What is required: Reproduce the records below exactly, leaving out any pictures.

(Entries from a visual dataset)
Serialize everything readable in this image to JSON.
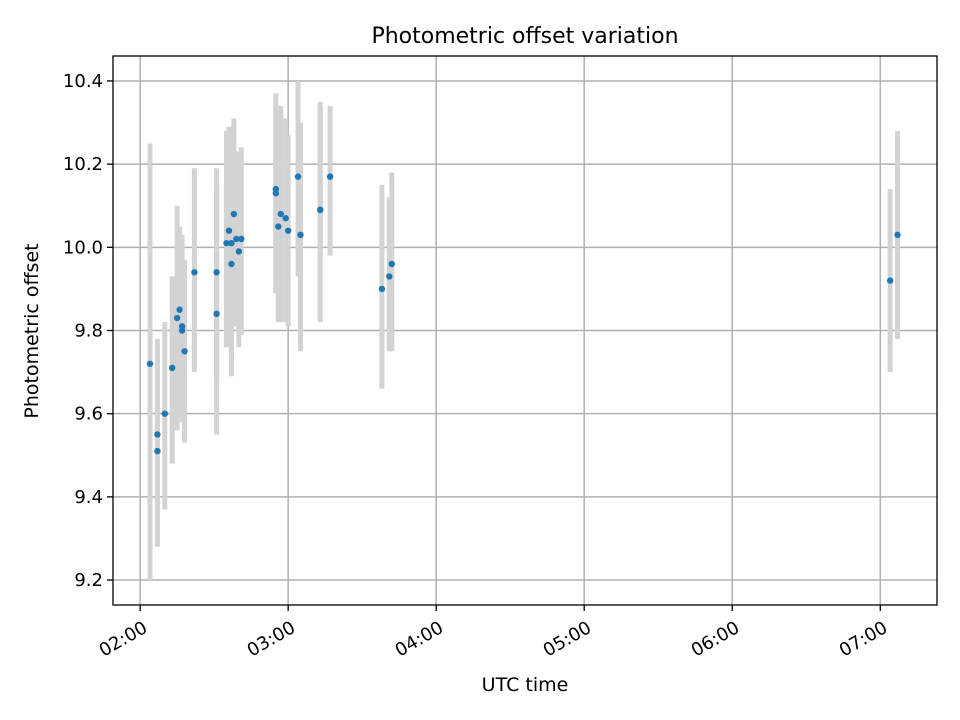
{
  "chart_data": {
    "type": "scatter",
    "title": "Photometric offset variation",
    "xlabel": "UTC time",
    "ylabel": "Photometric offset",
    "x_unit": "UTC time (HH:MM)",
    "xlim": [
      "01:49",
      "07:23"
    ],
    "ylim": [
      9.14,
      10.46
    ],
    "x_ticks": [
      "02:00",
      "03:00",
      "04:00",
      "05:00",
      "06:00",
      "07:00"
    ],
    "y_ticks": [
      "9.2",
      "9.4",
      "9.6",
      "9.8",
      "10.0",
      "10.2",
      "10.4"
    ],
    "grid": true,
    "legend": "none",
    "colors": {
      "point": "#1f77b4",
      "error_bar": "#d3d3d3"
    },
    "points": [
      {
        "x": "02:04",
        "y": 9.72,
        "y_low": 9.2,
        "y_high": 10.25
      },
      {
        "x": "02:07",
        "y": 9.55,
        "y_low": 9.32,
        "y_high": 9.78
      },
      {
        "x": "02:07",
        "y": 9.51,
        "y_low": 9.28,
        "y_high": 9.74
      },
      {
        "x": "02:10",
        "y": 9.6,
        "y_low": 9.37,
        "y_high": 9.82
      },
      {
        "x": "02:13",
        "y": 9.71,
        "y_low": 9.48,
        "y_high": 9.93
      },
      {
        "x": "02:15",
        "y": 9.83,
        "y_low": 9.56,
        "y_high": 10.1
      },
      {
        "x": "02:16",
        "y": 9.85,
        "y_low": 9.64,
        "y_high": 10.05
      },
      {
        "x": "02:17",
        "y": 9.81,
        "y_low": 9.58,
        "y_high": 10.03
      },
      {
        "x": "02:17",
        "y": 9.8,
        "y_low": 9.62,
        "y_high": 9.99
      },
      {
        "x": "02:18",
        "y": 9.75,
        "y_low": 9.53,
        "y_high": 9.97
      },
      {
        "x": "02:22",
        "y": 9.94,
        "y_low": 9.7,
        "y_high": 10.19
      },
      {
        "x": "02:31",
        "y": 9.94,
        "y_low": 9.68,
        "y_high": 10.19
      },
      {
        "x": "02:31",
        "y": 9.84,
        "y_low": 9.55,
        "y_high": 10.14
      },
      {
        "x": "02:35",
        "y": 10.01,
        "y_low": 9.76,
        "y_high": 10.28
      },
      {
        "x": "02:36",
        "y": 10.04,
        "y_low": 9.79,
        "y_high": 10.29
      },
      {
        "x": "02:37",
        "y": 10.01,
        "y_low": 9.74,
        "y_high": 10.29
      },
      {
        "x": "02:37",
        "y": 9.96,
        "y_low": 9.69,
        "y_high": 10.23
      },
      {
        "x": "02:38",
        "y": 10.08,
        "y_low": 9.86,
        "y_high": 10.31
      },
      {
        "x": "02:39",
        "y": 10.02,
        "y_low": 9.81,
        "y_high": 10.23
      },
      {
        "x": "02:40",
        "y": 9.99,
        "y_low": 9.76,
        "y_high": 10.23
      },
      {
        "x": "02:41",
        "y": 10.02,
        "y_low": 9.79,
        "y_high": 10.24
      },
      {
        "x": "02:55",
        "y": 10.14,
        "y_low": 9.92,
        "y_high": 10.37
      },
      {
        "x": "02:55",
        "y": 10.13,
        "y_low": 9.89,
        "y_high": 10.36
      },
      {
        "x": "02:56",
        "y": 10.05,
        "y_low": 9.82,
        "y_high": 10.29
      },
      {
        "x": "02:57",
        "y": 10.08,
        "y_low": 9.82,
        "y_high": 10.34
      },
      {
        "x": "02:59",
        "y": 10.07,
        "y_low": 9.82,
        "y_high": 10.31
      },
      {
        "x": "03:00",
        "y": 10.04,
        "y_low": 9.81,
        "y_high": 10.27
      },
      {
        "x": "03:04",
        "y": 10.17,
        "y_low": 9.93,
        "y_high": 10.4
      },
      {
        "x": "03:05",
        "y": 10.03,
        "y_low": 9.75,
        "y_high": 10.3
      },
      {
        "x": "03:13",
        "y": 10.09,
        "y_low": 9.82,
        "y_high": 10.35
      },
      {
        "x": "03:13",
        "y": 10.09,
        "y_low": 9.83,
        "y_high": 10.34
      },
      {
        "x": "03:17",
        "y": 10.17,
        "y_low": 9.98,
        "y_high": 10.34
      },
      {
        "x": "03:38",
        "y": 9.9,
        "y_low": 9.66,
        "y_high": 10.15
      },
      {
        "x": "03:41",
        "y": 9.93,
        "y_low": 9.75,
        "y_high": 10.12
      },
      {
        "x": "03:42",
        "y": 9.96,
        "y_low": 9.75,
        "y_high": 10.18
      },
      {
        "x": "07:04",
        "y": 9.92,
        "y_low": 9.7,
        "y_high": 10.14
      },
      {
        "x": "07:07",
        "y": 10.03,
        "y_low": 9.78,
        "y_high": 10.28
      }
    ]
  }
}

Written response:
Serialize everything readable in this image to JSON.
{
  "chart_data": {
    "type": "scatter",
    "title": "Photometric offset variation",
    "xlabel": "UTC time",
    "ylabel": "Photometric offset",
    "x_unit": "UTC time (HH:MM)",
    "xlim": [
      "01:49",
      "07:23"
    ],
    "ylim": [
      9.14,
      10.46
    ],
    "x_ticks": [
      "02:00",
      "03:00",
      "04:00",
      "05:00",
      "06:00",
      "07:00"
    ],
    "y_ticks": [
      "9.2",
      "9.4",
      "9.6",
      "9.8",
      "10.0",
      "10.2",
      "10.4"
    ],
    "grid": true,
    "legend": "none",
    "colors": {
      "point": "#1f77b4",
      "error_bar": "#d3d3d3"
    },
    "points": [
      {
        "x": "02:04",
        "y": 9.72,
        "y_low": 9.2,
        "y_high": 10.25
      },
      {
        "x": "02:07",
        "y": 9.55,
        "y_low": 9.32,
        "y_high": 9.78
      },
      {
        "x": "02:07",
        "y": 9.51,
        "y_low": 9.28,
        "y_high": 9.74
      },
      {
        "x": "02:10",
        "y": 9.6,
        "y_low": 9.37,
        "y_high": 9.82
      },
      {
        "x": "02:13",
        "y": 9.71,
        "y_low": 9.48,
        "y_high": 9.93
      },
      {
        "x": "02:15",
        "y": 9.83,
        "y_low": 9.56,
        "y_high": 10.1
      },
      {
        "x": "02:16",
        "y": 9.85,
        "y_low": 9.64,
        "y_high": 10.05
      },
      {
        "x": "02:17",
        "y": 9.81,
        "y_low": 9.58,
        "y_high": 10.03
      },
      {
        "x": "02:17",
        "y": 9.8,
        "y_low": 9.62,
        "y_high": 9.99
      },
      {
        "x": "02:18",
        "y": 9.75,
        "y_low": 9.53,
        "y_high": 9.97
      },
      {
        "x": "02:22",
        "y": 9.94,
        "y_low": 9.7,
        "y_high": 10.19
      },
      {
        "x": "02:31",
        "y": 9.94,
        "y_low": 9.68,
        "y_high": 10.19
      },
      {
        "x": "02:31",
        "y": 9.84,
        "y_low": 9.55,
        "y_high": 10.14
      },
      {
        "x": "02:35",
        "y": 10.01,
        "y_low": 9.76,
        "y_high": 10.28
      },
      {
        "x": "02:36",
        "y": 10.04,
        "y_low": 9.79,
        "y_high": 10.29
      },
      {
        "x": "02:37",
        "y": 10.01,
        "y_low": 9.74,
        "y_high": 10.29
      },
      {
        "x": "02:37",
        "y": 9.96,
        "y_low": 9.69,
        "y_high": 10.23
      },
      {
        "x": "02:38",
        "y": 10.08,
        "y_low": 9.86,
        "y_high": 10.31
      },
      {
        "x": "02:39",
        "y": 10.02,
        "y_low": 9.81,
        "y_high": 10.23
      },
      {
        "x": "02:40",
        "y": 9.99,
        "y_low": 9.76,
        "y_high": 10.23
      },
      {
        "x": "02:41",
        "y": 10.02,
        "y_low": 9.79,
        "y_high": 10.24
      },
      {
        "x": "02:55",
        "y": 10.14,
        "y_low": 9.92,
        "y_high": 10.37
      },
      {
        "x": "02:55",
        "y": 10.13,
        "y_low": 9.89,
        "y_high": 10.36
      },
      {
        "x": "02:56",
        "y": 10.05,
        "y_low": 9.82,
        "y_high": 10.29
      },
      {
        "x": "02:57",
        "y": 10.08,
        "y_low": 9.82,
        "y_high": 10.34
      },
      {
        "x": "02:59",
        "y": 10.07,
        "y_low": 9.82,
        "y_high": 10.31
      },
      {
        "x": "03:00",
        "y": 10.04,
        "y_low": 9.81,
        "y_high": 10.27
      },
      {
        "x": "03:04",
        "y": 10.17,
        "y_low": 9.93,
        "y_high": 10.4
      },
      {
        "x": "03:05",
        "y": 10.03,
        "y_low": 9.75,
        "y_high": 10.3
      },
      {
        "x": "03:13",
        "y": 10.09,
        "y_low": 9.82,
        "y_high": 10.35
      },
      {
        "x": "03:13",
        "y": 10.09,
        "y_low": 9.83,
        "y_high": 10.34
      },
      {
        "x": "03:17",
        "y": 10.17,
        "y_low": 9.98,
        "y_high": 10.34
      },
      {
        "x": "03:38",
        "y": 9.9,
        "y_low": 9.66,
        "y_high": 10.15
      },
      {
        "x": "03:41",
        "y": 9.93,
        "y_low": 9.75,
        "y_high": 10.12
      },
      {
        "x": "03:42",
        "y": 9.96,
        "y_low": 9.75,
        "y_high": 10.18
      },
      {
        "x": "07:04",
        "y": 9.92,
        "y_low": 9.7,
        "y_high": 10.14
      },
      {
        "x": "07:07",
        "y": 10.03,
        "y_low": 9.78,
        "y_high": 10.28
      }
    ]
  }
}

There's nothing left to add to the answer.